— begin —

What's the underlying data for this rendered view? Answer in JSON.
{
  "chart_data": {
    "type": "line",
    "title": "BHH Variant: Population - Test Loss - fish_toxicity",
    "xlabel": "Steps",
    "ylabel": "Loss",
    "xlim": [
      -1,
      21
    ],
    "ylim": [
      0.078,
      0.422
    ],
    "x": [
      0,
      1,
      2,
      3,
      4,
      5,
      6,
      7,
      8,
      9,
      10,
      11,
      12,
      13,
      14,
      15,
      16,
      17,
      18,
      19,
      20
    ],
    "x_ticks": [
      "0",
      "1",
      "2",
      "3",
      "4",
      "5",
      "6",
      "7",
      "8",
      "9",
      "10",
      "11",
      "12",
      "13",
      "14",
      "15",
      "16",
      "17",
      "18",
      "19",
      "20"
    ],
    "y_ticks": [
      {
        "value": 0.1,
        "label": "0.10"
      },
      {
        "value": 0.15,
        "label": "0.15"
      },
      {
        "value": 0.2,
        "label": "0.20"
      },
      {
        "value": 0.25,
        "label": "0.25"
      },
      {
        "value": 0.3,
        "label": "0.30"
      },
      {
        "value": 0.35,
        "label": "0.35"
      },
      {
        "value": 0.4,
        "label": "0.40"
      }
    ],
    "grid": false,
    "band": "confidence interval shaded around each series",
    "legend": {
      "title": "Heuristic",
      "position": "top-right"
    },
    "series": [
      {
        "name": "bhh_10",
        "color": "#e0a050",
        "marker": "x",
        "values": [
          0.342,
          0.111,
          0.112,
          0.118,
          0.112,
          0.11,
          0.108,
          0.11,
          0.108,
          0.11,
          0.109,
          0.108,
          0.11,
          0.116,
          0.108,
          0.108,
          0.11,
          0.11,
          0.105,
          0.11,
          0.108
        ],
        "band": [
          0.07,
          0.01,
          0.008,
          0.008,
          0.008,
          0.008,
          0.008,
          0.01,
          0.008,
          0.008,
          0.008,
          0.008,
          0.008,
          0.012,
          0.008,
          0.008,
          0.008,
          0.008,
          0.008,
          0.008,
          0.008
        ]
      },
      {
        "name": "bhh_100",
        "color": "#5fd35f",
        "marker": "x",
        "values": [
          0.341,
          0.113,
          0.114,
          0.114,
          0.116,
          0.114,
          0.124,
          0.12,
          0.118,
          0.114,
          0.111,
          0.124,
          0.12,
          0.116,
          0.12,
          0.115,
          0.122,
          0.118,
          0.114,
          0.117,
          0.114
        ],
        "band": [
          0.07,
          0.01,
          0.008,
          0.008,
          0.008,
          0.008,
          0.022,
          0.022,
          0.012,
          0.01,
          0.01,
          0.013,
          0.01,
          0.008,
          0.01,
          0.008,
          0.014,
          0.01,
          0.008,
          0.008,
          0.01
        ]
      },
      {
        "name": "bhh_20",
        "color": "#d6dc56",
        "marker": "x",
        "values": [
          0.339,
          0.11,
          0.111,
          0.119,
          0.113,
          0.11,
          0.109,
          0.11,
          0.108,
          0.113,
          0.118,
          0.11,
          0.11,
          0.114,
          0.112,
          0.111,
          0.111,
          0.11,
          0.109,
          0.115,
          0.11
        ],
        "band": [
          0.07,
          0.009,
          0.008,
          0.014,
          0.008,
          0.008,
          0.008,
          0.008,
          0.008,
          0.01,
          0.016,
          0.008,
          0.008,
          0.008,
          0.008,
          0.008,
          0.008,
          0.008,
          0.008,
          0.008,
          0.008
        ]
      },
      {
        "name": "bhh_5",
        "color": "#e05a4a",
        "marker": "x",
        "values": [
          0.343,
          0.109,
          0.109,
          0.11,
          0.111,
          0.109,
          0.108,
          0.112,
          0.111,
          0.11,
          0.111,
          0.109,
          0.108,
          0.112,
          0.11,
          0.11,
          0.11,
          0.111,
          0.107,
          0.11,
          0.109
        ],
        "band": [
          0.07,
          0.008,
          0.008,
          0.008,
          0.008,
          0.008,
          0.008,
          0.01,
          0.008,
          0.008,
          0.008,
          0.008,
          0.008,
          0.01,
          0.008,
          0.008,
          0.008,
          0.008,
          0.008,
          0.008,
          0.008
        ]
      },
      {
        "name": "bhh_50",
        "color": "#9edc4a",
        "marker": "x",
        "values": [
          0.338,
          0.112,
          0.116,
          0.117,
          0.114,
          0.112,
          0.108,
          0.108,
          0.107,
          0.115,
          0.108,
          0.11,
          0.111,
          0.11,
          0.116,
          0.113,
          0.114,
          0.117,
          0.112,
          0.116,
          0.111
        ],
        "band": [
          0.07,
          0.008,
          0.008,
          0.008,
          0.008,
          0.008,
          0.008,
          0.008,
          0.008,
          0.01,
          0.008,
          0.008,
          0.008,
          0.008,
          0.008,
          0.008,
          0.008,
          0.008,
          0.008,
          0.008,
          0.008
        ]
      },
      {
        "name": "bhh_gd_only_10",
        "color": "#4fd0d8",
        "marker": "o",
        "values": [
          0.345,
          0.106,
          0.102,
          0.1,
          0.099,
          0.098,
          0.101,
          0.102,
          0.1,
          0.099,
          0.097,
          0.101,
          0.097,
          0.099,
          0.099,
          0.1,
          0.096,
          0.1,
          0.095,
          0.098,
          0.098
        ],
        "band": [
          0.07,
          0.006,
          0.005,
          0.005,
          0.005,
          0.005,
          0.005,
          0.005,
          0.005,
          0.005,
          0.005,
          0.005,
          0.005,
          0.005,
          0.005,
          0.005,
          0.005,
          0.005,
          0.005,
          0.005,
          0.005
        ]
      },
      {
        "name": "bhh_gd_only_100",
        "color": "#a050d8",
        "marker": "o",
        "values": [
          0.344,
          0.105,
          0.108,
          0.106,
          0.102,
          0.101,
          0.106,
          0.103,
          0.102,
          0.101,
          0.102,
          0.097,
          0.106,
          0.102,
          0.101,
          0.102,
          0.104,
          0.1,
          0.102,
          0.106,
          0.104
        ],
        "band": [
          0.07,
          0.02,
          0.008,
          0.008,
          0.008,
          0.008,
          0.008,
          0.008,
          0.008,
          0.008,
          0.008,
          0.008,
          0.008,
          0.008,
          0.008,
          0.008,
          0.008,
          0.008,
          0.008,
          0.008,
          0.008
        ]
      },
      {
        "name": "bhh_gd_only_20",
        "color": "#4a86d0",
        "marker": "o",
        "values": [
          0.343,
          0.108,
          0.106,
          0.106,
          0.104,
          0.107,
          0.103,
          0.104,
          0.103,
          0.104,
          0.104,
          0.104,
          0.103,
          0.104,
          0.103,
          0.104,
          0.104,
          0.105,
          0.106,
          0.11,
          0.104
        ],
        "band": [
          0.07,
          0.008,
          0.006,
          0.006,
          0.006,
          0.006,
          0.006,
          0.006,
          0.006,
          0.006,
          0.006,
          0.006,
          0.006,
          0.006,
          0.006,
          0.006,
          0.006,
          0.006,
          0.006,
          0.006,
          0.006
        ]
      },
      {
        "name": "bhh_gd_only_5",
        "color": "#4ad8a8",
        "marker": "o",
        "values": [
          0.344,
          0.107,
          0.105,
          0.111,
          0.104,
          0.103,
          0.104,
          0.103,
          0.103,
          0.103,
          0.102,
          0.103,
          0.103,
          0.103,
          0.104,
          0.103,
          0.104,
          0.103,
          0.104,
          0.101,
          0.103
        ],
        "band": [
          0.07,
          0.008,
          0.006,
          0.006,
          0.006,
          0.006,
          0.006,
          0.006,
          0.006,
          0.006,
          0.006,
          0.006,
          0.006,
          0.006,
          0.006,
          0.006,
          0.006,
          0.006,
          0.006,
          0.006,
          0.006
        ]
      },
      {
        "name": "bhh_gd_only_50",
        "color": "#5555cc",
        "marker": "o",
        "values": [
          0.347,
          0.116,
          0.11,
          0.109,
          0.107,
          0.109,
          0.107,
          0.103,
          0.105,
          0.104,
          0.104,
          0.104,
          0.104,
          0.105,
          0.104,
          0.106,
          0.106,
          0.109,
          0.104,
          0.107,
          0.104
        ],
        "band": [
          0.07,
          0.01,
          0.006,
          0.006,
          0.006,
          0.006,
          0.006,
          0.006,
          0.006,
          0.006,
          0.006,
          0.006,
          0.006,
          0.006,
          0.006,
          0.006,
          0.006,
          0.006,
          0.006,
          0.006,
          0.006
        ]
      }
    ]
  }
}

— end —

- DIRECTIONS:
List every line above that holds the word "color".

- EXERCISE RESULT:
        "color": "#e0a050",
        "color": "#5fd35f",
        "color": "#d6dc56",
        "color": "#e05a4a",
        "color": "#9edc4a",
        "color": "#4fd0d8",
        "color": "#a050d8",
        "color": "#4a86d0",
        "color": "#4ad8a8",
        "color": "#5555cc",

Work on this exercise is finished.